Below are some records. How many of their lines contain the string "bottom"? Give the number only.

================

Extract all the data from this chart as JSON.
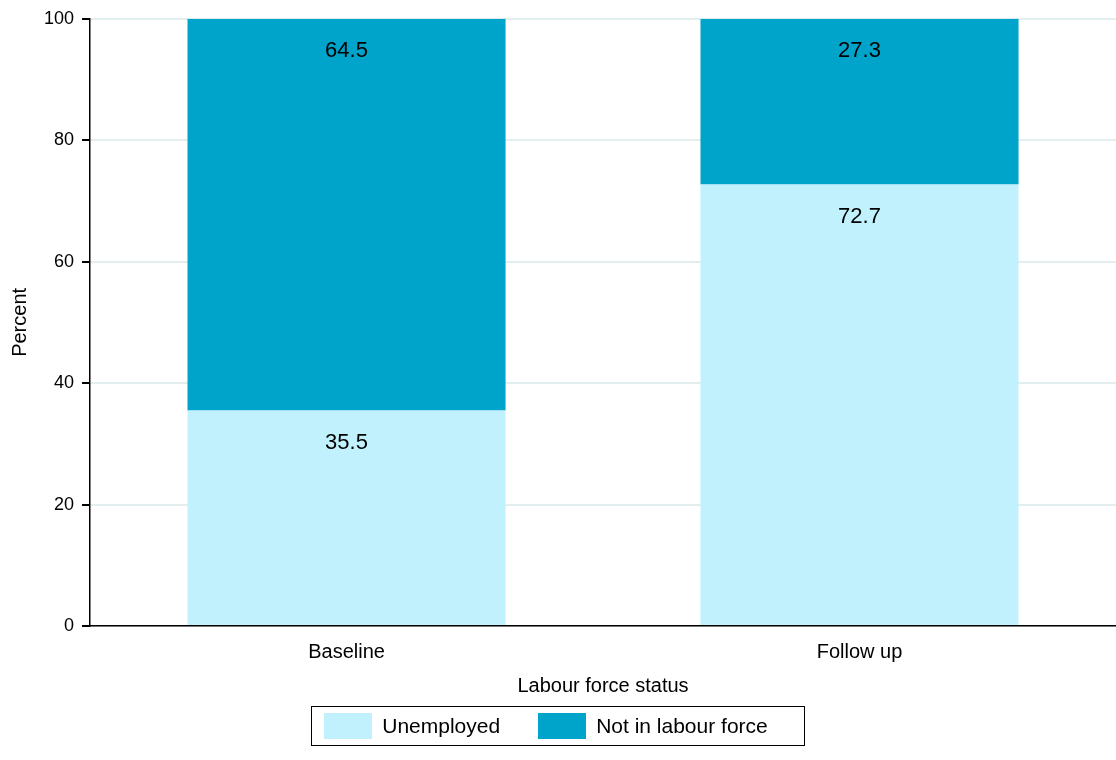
{
  "chart_data": {
    "type": "bar",
    "stacked": true,
    "xlabel": "Labour force status",
    "ylabel": "Percent",
    "categories": [
      "Baseline",
      "Follow up"
    ],
    "series": [
      {
        "name": "Unemployed",
        "color": "#c0f1fc",
        "values": [
          35.5,
          72.7
        ]
      },
      {
        "name": "Not in labour force",
        "color": "#00a3c9",
        "values": [
          64.5,
          27.3
        ]
      }
    ],
    "ylim": [
      0,
      100
    ],
    "yticks": [
      0,
      20,
      40,
      60,
      80,
      100
    ],
    "grid": "y",
    "legend": "bottom",
    "data_labels": true
  }
}
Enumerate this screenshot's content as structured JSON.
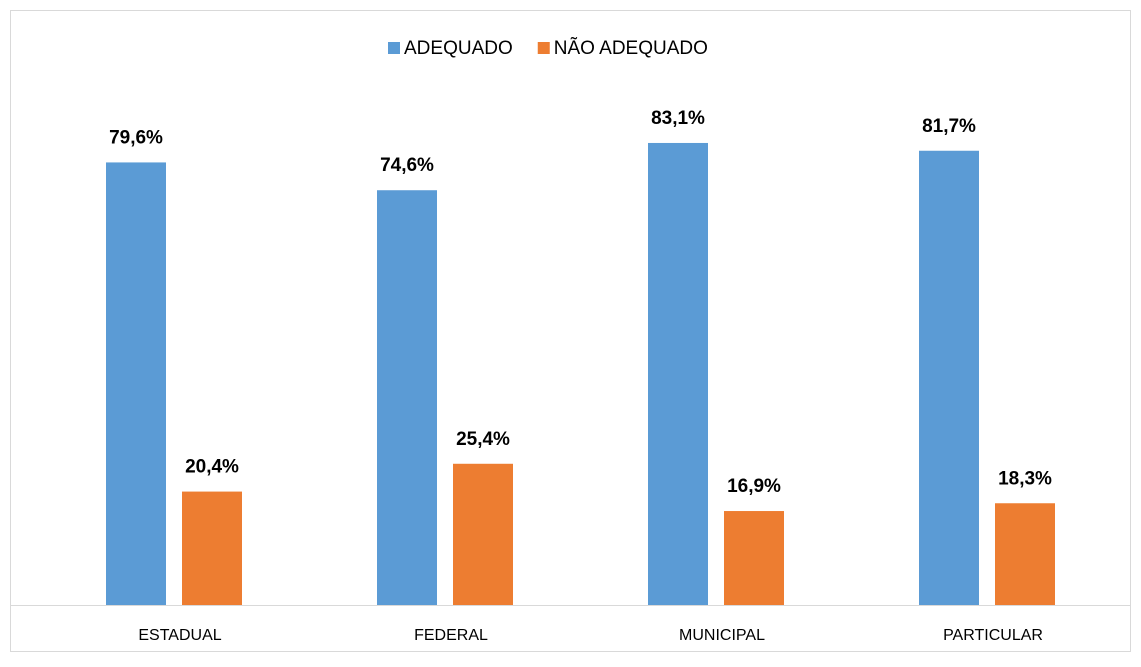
{
  "chart_data": {
    "type": "bar",
    "categories": [
      "ESTADUAL",
      "FEDERAL",
      "MUNICIPAL",
      "PARTICULAR"
    ],
    "series": [
      {
        "name": "ADEQUADO",
        "color": "#5b9bd5",
        "values": [
          79.6,
          74.6,
          83.1,
          81.7
        ],
        "value_labels": [
          "79,6%",
          "74,6%",
          "83,1%",
          "81,7%"
        ]
      },
      {
        "name": "NÃO ADEQUADO",
        "color": "#ed7d31",
        "values": [
          20.4,
          25.4,
          16.9,
          18.3
        ],
        "value_labels": [
          "20,4%",
          "25,4%",
          "16,9%",
          "18,3%"
        ]
      }
    ],
    "ylim": [
      0,
      100
    ],
    "legend": "top"
  }
}
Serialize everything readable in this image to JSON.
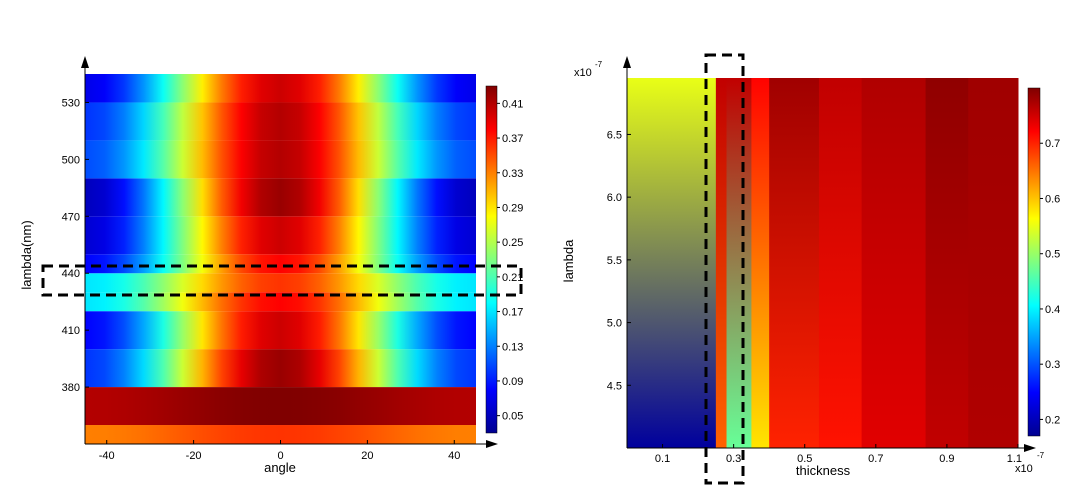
{
  "chart_data": [
    {
      "type": "heatmap",
      "title": "",
      "xlabel": "angle",
      "ylabel": "lambda(nm)",
      "x_ticks": [
        -40,
        -20,
        0,
        20,
        40
      ],
      "y_ticks": [
        380,
        410,
        440,
        470,
        500,
        530
      ],
      "xlim": [
        -45,
        45
      ],
      "ylim": [
        350,
        545
      ],
      "rows": [
        {
          "y0": 350,
          "y1": 360,
          "center": 0.36,
          "edge": 0.33
        },
        {
          "y0": 360,
          "y1": 380,
          "center": 0.43,
          "edge": 0.41
        },
        {
          "y0": 380,
          "y1": 400,
          "center": 0.42,
          "edge": 0.1
        },
        {
          "y0": 400,
          "y1": 420,
          "center": 0.4,
          "edge": 0.08
        },
        {
          "y0": 420,
          "y1": 430,
          "center": 0.38,
          "edge": 0.17
        },
        {
          "y0": 430,
          "y1": 440,
          "center": 0.36,
          "edge": 0.17
        },
        {
          "y0": 440,
          "y1": 450,
          "center": 0.38,
          "edge": 0.08
        },
        {
          "y0": 450,
          "y1": 470,
          "center": 0.4,
          "edge": 0.06
        },
        {
          "y0": 470,
          "y1": 490,
          "center": 0.42,
          "edge": 0.05
        },
        {
          "y0": 490,
          "y1": 510,
          "center": 0.41,
          "edge": 0.11
        },
        {
          "y0": 510,
          "y1": 530,
          "center": 0.41,
          "edge": 0.1
        },
        {
          "y0": 530,
          "y1": 545,
          "center": 0.4,
          "edge": 0.07
        }
      ],
      "colorbar": {
        "min": 0.03,
        "max": 0.43,
        "ticks": [
          "0.05",
          "0.09",
          "0.13",
          "0.17",
          "0.21",
          "0.25",
          "0.29",
          "0.33",
          "0.37",
          "0.41"
        ]
      },
      "highlight": {
        "y0": 430,
        "y1": 448
      }
    },
    {
      "type": "heatmap",
      "title": "",
      "xlabel": "thickness",
      "ylabel": "lambda",
      "x_exponent": "x10",
      "x_exponent_power": "-7",
      "y_exponent": "x10",
      "y_exponent_power": "-7",
      "x_ticks": [
        "0.1",
        "0.3",
        "0.5",
        "0.7",
        "0.9",
        "1.1"
      ],
      "y_ticks": [
        "4.5",
        "5.0",
        "5.5",
        "6.0",
        "6.5"
      ],
      "xlim": [
        0,
        1.1
      ],
      "ylim": [
        4.0,
        6.95
      ],
      "columns": [
        {
          "x0": 0.0,
          "x1": 0.25,
          "top": 0.55,
          "bottom": 0.18
        },
        {
          "x0": 0.25,
          "x1": 0.28,
          "top": 0.76,
          "bottom": 0.66
        },
        {
          "x0": 0.28,
          "x1": 0.35,
          "top": 0.76,
          "bottom": 0.47
        },
        {
          "x0": 0.35,
          "x1": 0.4,
          "top": 0.72,
          "bottom": 0.58
        },
        {
          "x0": 0.4,
          "x1": 0.54,
          "top": 0.78,
          "bottom": 0.7
        },
        {
          "x0": 0.54,
          "x1": 0.66,
          "top": 0.76,
          "bottom": 0.71
        },
        {
          "x0": 0.66,
          "x1": 0.84,
          "top": 0.77,
          "bottom": 0.74
        },
        {
          "x0": 0.84,
          "x1": 0.96,
          "top": 0.79,
          "bottom": 0.76
        },
        {
          "x0": 0.96,
          "x1": 1.1,
          "top": 0.78,
          "bottom": 0.77
        }
      ],
      "colorbar": {
        "min": 0.17,
        "max": 0.8,
        "ticks": [
          "0.2",
          "0.3",
          "0.4",
          "0.5",
          "0.6",
          "0.7"
        ]
      },
      "highlight": {
        "x0": 0.23,
        "x1": 0.345
      }
    }
  ]
}
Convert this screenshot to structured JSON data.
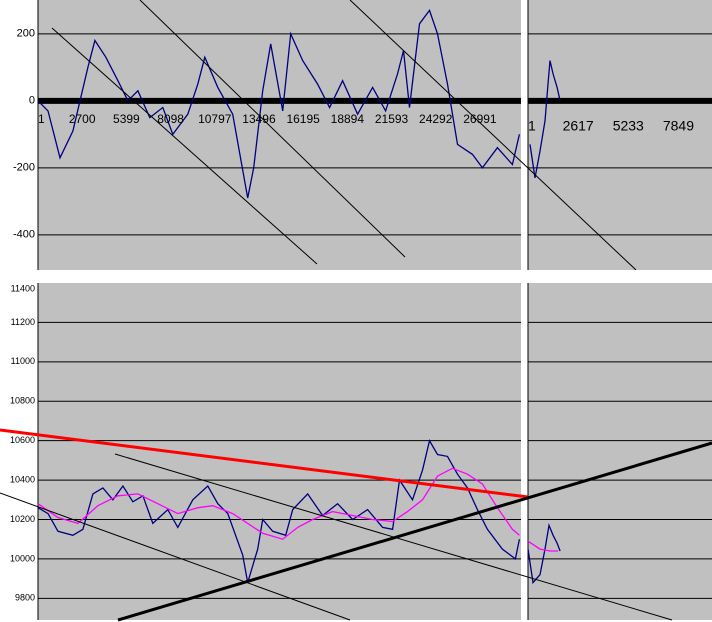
{
  "chart_data": [
    {
      "type": "line",
      "xlim": [
        1,
        29500
      ],
      "ylim": [
        -505,
        301
      ],
      "yticks": [
        -400,
        -200,
        0,
        200
      ],
      "xticks": [
        1,
        2700,
        5399,
        8098,
        10797,
        13496,
        16195,
        18894,
        21593,
        24292,
        26991
      ],
      "grid": true,
      "axis_line": true,
      "series": [
        {
          "color": "#000080",
          "x": [
            1,
            610,
            1342,
            2135,
            3050,
            3477,
            4148,
            4880,
            5490,
            6100,
            6832,
            7625,
            8235,
            9150,
            9760,
            10187,
            10980,
            11895,
            12810,
            13176,
            13725,
            14213,
            14945,
            15433,
            16165,
            17080,
            17812,
            18605,
            19520,
            20435,
            21228,
            21960,
            22326,
            22692,
            23302,
            23912,
            24400,
            25010,
            25620,
            26535,
            27145,
            28060,
            28975,
            29402
          ],
          "values": [
            0,
            -30,
            -170,
            -90,
            100,
            180,
            130,
            60,
            0,
            30,
            -50,
            -20,
            -100,
            -40,
            50,
            130,
            40,
            -40,
            -290,
            -200,
            30,
            170,
            -30,
            200,
            120,
            50,
            -20,
            60,
            -40,
            40,
            -30,
            80,
            150,
            -20,
            230,
            270,
            200,
            50,
            -130,
            -160,
            -200,
            -140,
            -190,
            -100
          ]
        }
      ]
    },
    {
      "type": "line",
      "xlim": [
        1,
        9600
      ],
      "ylim": [
        -505,
        301
      ],
      "xticks": [
        1,
        2617,
        5233,
        7849
      ],
      "axis_line": true,
      "series": [
        {
          "color": "#000080",
          "x": [
            105,
            366,
            628,
            889,
            1046,
            1151,
            1308,
            1517,
            1674
          ],
          "values": [
            -130,
            -230,
            -150,
            -60,
            50,
            120,
            80,
            40,
            0
          ]
        }
      ]
    },
    {
      "type": "line",
      "xlim": [
        1,
        29500
      ],
      "ylim": [
        9690,
        11400
      ],
      "yticks": [
        9800,
        10000,
        10200,
        10400,
        10600,
        10800,
        11000,
        11200,
        11400
      ],
      "grid": true,
      "series": [
        {
          "color": "#000080",
          "x": [
            1,
            610,
            1220,
            2135,
            2745,
            3355,
            3965,
            4575,
            5185,
            5795,
            6405,
            7015,
            7930,
            8540,
            9455,
            10370,
            10980,
            11590,
            12505,
            12810,
            13420,
            13725,
            14335,
            15128,
            15555,
            16470,
            17385,
            18300,
            19215,
            20130,
            21045,
            21655,
            22082,
            22875,
            23485,
            23912,
            24400,
            25010,
            25620,
            26230,
            26840,
            27450,
            28365,
            29158,
            29402
          ],
          "values": [
            10260,
            10230,
            10140,
            10120,
            10150,
            10330,
            10360,
            10300,
            10370,
            10290,
            10320,
            10180,
            10250,
            10160,
            10300,
            10370,
            10280,
            10230,
            10020,
            9880,
            10050,
            10200,
            10140,
            10120,
            10250,
            10330,
            10220,
            10280,
            10200,
            10250,
            10160,
            10150,
            10400,
            10300,
            10450,
            10600,
            10530,
            10520,
            10430,
            10360,
            10250,
            10150,
            10050,
            10000,
            10100
          ]
        },
        {
          "color": "#ff00ff",
          "x": [
            1,
            1220,
            2440,
            3660,
            4880,
            6100,
            7320,
            8540,
            9760,
            10675,
            11895,
            12810,
            13725,
            14945,
            15860,
            16775,
            17995,
            19215,
            20435,
            21655,
            22570,
            23485,
            24400,
            25315,
            26230,
            27145,
            28060,
            28975,
            29402
          ],
          "values": [
            10280,
            10210,
            10180,
            10270,
            10320,
            10330,
            10280,
            10230,
            10260,
            10270,
            10230,
            10180,
            10130,
            10100,
            10160,
            10200,
            10240,
            10220,
            10200,
            10190,
            10240,
            10300,
            10420,
            10460,
            10430,
            10380,
            10260,
            10150,
            10120
          ]
        }
      ]
    },
    {
      "type": "line",
      "xlim": [
        1,
        9600
      ],
      "ylim": [
        9690,
        11400
      ],
      "series": [
        {
          "color": "#000080",
          "x": [
            1,
            262,
            628,
            889,
            1098,
            1308,
            1517,
            1674
          ],
          "values": [
            10050,
            9880,
            9920,
            10050,
            10170,
            10120,
            10080,
            10040
          ]
        },
        {
          "color": "#ff00ff",
          "x": [
            1,
            628,
            1151,
            1569
          ],
          "values": [
            10090,
            10050,
            10040,
            10040
          ]
        }
      ]
    }
  ]
}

================

(Result below): 10